In the entries that follow, how many lines contain "grip"? Answer with the number only.
>>>
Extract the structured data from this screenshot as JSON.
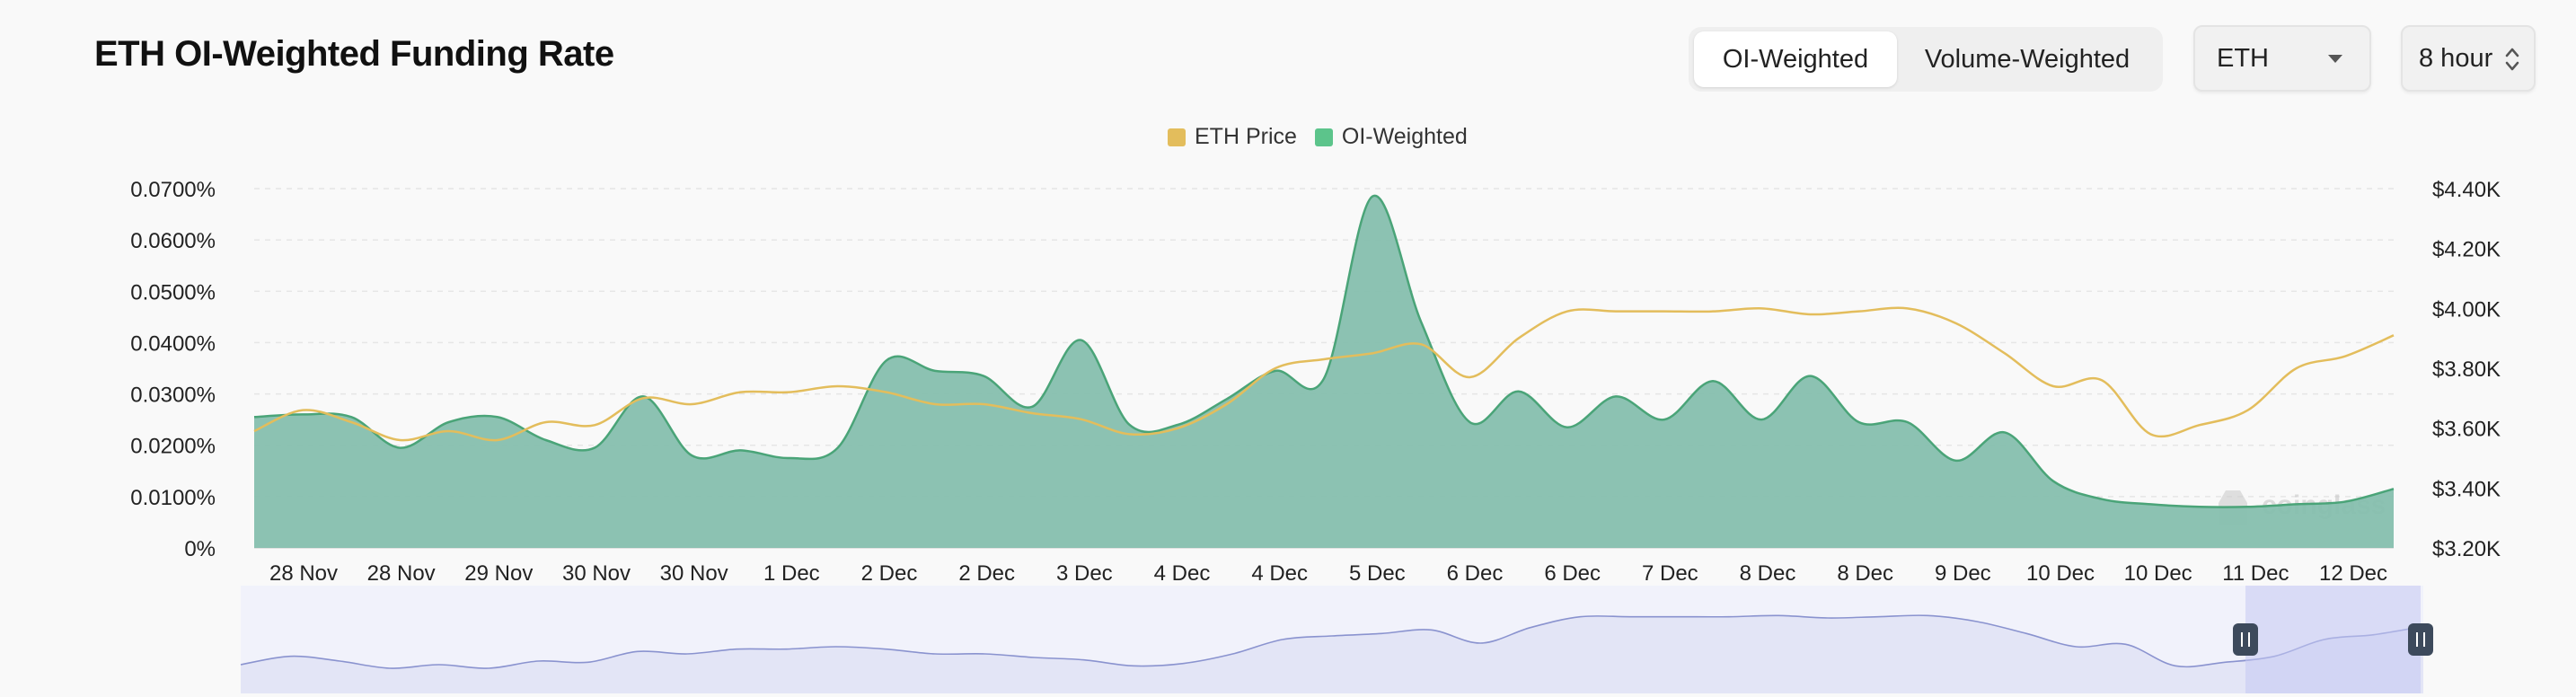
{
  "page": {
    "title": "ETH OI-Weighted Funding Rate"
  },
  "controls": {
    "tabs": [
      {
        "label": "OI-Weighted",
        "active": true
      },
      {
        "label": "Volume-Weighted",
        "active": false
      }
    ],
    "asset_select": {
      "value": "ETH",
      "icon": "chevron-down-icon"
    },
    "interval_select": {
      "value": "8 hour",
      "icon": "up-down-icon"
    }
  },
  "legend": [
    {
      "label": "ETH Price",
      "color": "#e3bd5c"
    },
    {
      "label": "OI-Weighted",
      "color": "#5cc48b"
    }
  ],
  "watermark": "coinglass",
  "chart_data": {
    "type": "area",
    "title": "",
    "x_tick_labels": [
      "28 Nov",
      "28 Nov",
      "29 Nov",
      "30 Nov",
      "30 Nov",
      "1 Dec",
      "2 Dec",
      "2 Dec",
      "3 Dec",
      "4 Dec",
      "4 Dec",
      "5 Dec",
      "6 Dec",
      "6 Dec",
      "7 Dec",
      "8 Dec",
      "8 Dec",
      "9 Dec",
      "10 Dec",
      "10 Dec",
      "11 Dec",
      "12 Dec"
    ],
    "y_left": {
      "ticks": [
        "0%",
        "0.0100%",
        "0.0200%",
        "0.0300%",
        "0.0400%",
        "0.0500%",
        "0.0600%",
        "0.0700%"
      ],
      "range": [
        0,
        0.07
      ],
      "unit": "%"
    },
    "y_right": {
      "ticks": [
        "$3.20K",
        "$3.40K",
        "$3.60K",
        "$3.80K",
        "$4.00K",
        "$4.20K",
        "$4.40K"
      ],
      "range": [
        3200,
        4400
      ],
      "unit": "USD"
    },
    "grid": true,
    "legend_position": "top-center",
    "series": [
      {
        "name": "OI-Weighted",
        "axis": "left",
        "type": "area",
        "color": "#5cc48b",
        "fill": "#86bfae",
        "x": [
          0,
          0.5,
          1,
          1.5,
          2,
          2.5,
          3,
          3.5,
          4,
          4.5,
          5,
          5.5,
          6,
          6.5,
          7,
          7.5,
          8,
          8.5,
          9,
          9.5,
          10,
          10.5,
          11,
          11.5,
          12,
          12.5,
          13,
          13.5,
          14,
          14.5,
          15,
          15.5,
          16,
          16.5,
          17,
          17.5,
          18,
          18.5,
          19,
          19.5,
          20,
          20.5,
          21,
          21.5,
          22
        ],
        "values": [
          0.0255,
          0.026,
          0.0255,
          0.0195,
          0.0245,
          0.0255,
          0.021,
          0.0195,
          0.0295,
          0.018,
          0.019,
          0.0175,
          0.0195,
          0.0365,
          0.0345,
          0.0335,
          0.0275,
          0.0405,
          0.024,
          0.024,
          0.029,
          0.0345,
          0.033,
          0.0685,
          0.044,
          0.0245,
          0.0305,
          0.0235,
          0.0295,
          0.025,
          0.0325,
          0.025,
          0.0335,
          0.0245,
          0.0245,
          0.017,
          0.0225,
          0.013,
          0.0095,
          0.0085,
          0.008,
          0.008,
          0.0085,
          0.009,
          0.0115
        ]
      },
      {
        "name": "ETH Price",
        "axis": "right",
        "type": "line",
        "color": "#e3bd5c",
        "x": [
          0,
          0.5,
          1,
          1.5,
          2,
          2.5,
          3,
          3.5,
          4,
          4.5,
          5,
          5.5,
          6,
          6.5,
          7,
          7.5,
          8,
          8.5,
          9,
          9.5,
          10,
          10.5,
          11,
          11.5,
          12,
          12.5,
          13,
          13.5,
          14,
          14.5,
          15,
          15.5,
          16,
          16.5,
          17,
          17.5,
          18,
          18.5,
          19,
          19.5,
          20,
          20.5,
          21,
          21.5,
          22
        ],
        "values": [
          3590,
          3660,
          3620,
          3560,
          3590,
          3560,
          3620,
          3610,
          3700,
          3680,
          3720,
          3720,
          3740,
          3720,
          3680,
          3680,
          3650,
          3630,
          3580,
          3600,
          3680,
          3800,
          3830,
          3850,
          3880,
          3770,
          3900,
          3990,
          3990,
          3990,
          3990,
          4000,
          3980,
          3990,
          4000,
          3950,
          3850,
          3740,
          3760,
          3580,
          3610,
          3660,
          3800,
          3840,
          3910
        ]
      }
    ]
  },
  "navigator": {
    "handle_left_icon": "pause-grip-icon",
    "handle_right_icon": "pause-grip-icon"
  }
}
<<<
Exercise result:
2